* start Records provided *
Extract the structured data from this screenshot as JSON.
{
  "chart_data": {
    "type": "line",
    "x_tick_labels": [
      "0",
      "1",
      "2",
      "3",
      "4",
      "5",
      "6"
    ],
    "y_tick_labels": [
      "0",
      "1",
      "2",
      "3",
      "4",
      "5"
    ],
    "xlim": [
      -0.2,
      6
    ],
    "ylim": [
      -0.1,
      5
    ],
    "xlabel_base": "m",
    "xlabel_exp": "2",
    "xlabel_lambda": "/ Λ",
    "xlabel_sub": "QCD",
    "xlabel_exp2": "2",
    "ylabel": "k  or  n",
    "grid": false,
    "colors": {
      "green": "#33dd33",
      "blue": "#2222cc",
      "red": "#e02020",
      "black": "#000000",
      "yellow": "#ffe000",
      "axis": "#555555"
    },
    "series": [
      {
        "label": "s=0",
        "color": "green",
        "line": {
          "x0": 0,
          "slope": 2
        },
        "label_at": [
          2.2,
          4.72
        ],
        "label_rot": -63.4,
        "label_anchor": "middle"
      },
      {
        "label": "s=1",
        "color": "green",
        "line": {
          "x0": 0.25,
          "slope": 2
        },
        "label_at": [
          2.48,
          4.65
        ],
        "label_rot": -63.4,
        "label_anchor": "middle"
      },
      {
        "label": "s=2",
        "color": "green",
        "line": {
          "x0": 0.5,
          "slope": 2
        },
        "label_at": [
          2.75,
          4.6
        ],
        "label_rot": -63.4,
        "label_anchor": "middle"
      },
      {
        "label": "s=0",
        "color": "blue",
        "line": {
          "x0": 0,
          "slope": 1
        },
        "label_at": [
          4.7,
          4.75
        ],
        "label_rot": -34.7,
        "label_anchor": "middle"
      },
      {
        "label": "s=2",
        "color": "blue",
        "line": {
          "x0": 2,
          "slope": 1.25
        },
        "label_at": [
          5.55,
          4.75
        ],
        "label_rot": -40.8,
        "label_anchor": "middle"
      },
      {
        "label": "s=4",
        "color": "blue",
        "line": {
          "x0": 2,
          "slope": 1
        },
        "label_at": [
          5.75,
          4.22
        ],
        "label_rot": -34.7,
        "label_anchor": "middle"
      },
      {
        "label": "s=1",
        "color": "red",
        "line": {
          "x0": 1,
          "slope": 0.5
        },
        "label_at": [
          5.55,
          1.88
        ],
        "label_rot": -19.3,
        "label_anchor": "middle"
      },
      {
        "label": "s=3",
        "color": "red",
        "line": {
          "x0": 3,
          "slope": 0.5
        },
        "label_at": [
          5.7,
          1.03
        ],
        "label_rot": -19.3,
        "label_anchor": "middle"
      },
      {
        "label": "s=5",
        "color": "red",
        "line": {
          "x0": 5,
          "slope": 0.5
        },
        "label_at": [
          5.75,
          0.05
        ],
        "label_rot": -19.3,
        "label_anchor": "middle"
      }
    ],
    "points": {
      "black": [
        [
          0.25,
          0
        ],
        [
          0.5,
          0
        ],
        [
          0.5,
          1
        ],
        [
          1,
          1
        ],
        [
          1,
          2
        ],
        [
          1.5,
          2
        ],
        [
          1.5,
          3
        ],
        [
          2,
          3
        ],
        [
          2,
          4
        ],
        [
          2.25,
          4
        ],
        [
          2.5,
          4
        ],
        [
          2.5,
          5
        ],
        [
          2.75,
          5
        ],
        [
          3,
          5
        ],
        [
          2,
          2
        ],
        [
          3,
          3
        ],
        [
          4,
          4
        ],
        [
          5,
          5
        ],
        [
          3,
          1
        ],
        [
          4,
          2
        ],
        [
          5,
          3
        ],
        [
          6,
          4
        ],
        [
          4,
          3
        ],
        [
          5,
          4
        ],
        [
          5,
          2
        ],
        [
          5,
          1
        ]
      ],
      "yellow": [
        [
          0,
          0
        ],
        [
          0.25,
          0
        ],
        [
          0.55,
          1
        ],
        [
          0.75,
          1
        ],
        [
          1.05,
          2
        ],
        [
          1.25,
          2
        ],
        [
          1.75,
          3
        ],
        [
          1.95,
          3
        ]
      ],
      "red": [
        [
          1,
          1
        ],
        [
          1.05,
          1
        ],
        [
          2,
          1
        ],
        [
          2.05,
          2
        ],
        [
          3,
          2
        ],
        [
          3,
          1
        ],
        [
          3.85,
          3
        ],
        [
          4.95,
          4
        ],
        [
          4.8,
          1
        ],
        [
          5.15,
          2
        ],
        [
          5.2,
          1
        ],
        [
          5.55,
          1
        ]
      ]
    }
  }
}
* end Records provided *
_What you should do_:
Copy every record above exactly as it appears.

_Output for this task_:
Extract the structured data from this screenshot as JSON.
{
  "chart_data": {
    "type": "line",
    "x_tick_labels": [
      "0",
      "1",
      "2",
      "3",
      "4",
      "5",
      "6"
    ],
    "y_tick_labels": [
      "0",
      "1",
      "2",
      "3",
      "4",
      "5"
    ],
    "xlim": [
      -0.2,
      6
    ],
    "ylim": [
      -0.1,
      5
    ],
    "xlabel_base": "m",
    "xlabel_exp": "2",
    "xlabel_lambda": "/ Λ",
    "xlabel_sub": "QCD",
    "xlabel_exp2": "2",
    "ylabel": "k  or  n",
    "grid": false,
    "colors": {
      "green": "#33dd33",
      "blue": "#2222cc",
      "red": "#e02020",
      "black": "#000000",
      "yellow": "#ffe000",
      "axis": "#555555"
    },
    "series": [
      {
        "label": "s=0",
        "color": "green",
        "line": {
          "x0": 0,
          "slope": 2
        },
        "label_at": [
          2.2,
          4.72
        ],
        "label_rot": -63.4,
        "label_anchor": "middle"
      },
      {
        "label": "s=1",
        "color": "green",
        "line": {
          "x0": 0.25,
          "slope": 2
        },
        "label_at": [
          2.48,
          4.65
        ],
        "label_rot": -63.4,
        "label_anchor": "middle"
      },
      {
        "label": "s=2",
        "color": "green",
        "line": {
          "x0": 0.5,
          "slope": 2
        },
        "label_at": [
          2.75,
          4.6
        ],
        "label_rot": -63.4,
        "label_anchor": "middle"
      },
      {
        "label": "s=0",
        "color": "blue",
        "line": {
          "x0": 0,
          "slope": 1
        },
        "label_at": [
          4.7,
          4.75
        ],
        "label_rot": -34.7,
        "label_anchor": "middle"
      },
      {
        "label": "s=2",
        "color": "blue",
        "line": {
          "x0": 2,
          "slope": 1.25
        },
        "label_at": [
          5.55,
          4.75
        ],
        "label_rot": -40.8,
        "label_anchor": "middle"
      },
      {
        "label": "s=4",
        "color": "blue",
        "line": {
          "x0": 2,
          "slope": 1
        },
        "label_at": [
          5.75,
          4.22
        ],
        "label_rot": -34.7,
        "label_anchor": "middle"
      },
      {
        "label": "s=1",
        "color": "red",
        "line": {
          "x0": 1,
          "slope": 0.5
        },
        "label_at": [
          5.55,
          1.88
        ],
        "label_rot": -19.3,
        "label_anchor": "middle"
      },
      {
        "label": "s=3",
        "color": "red",
        "line": {
          "x0": 3,
          "slope": 0.5
        },
        "label_at": [
          5.7,
          1.03
        ],
        "label_rot": -19.3,
        "label_anchor": "middle"
      },
      {
        "label": "s=5",
        "color": "red",
        "line": {
          "x0": 5,
          "slope": 0.5
        },
        "label_at": [
          5.75,
          0.05
        ],
        "label_rot": -19.3,
        "label_anchor": "middle"
      }
    ],
    "points": {
      "black": [
        [
          0.25,
          0
        ],
        [
          0.5,
          0
        ],
        [
          0.5,
          1
        ],
        [
          1,
          1
        ],
        [
          1,
          2
        ],
        [
          1.5,
          2
        ],
        [
          1.5,
          3
        ],
        [
          2,
          3
        ],
        [
          2,
          4
        ],
        [
          2.25,
          4
        ],
        [
          2.5,
          4
        ],
        [
          2.5,
          5
        ],
        [
          2.75,
          5
        ],
        [
          3,
          5
        ],
        [
          2,
          2
        ],
        [
          3,
          3
        ],
        [
          4,
          4
        ],
        [
          5,
          5
        ],
        [
          3,
          1
        ],
        [
          4,
          2
        ],
        [
          5,
          3
        ],
        [
          6,
          4
        ],
        [
          4,
          3
        ],
        [
          5,
          4
        ],
        [
          5,
          2
        ],
        [
          5,
          1
        ]
      ],
      "yellow": [
        [
          0,
          0
        ],
        [
          0.25,
          0
        ],
        [
          0.55,
          1
        ],
        [
          0.75,
          1
        ],
        [
          1.05,
          2
        ],
        [
          1.25,
          2
        ],
        [
          1.75,
          3
        ],
        [
          1.95,
          3
        ]
      ],
      "red": [
        [
          1,
          1
        ],
        [
          1.05,
          1
        ],
        [
          2,
          1
        ],
        [
          2.05,
          2
        ],
        [
          3,
          2
        ],
        [
          3,
          1
        ],
        [
          3.85,
          3
        ],
        [
          4.95,
          4
        ],
        [
          4.8,
          1
        ],
        [
          5.15,
          2
        ],
        [
          5.2,
          1
        ],
        [
          5.55,
          1
        ]
      ]
    }
  }
}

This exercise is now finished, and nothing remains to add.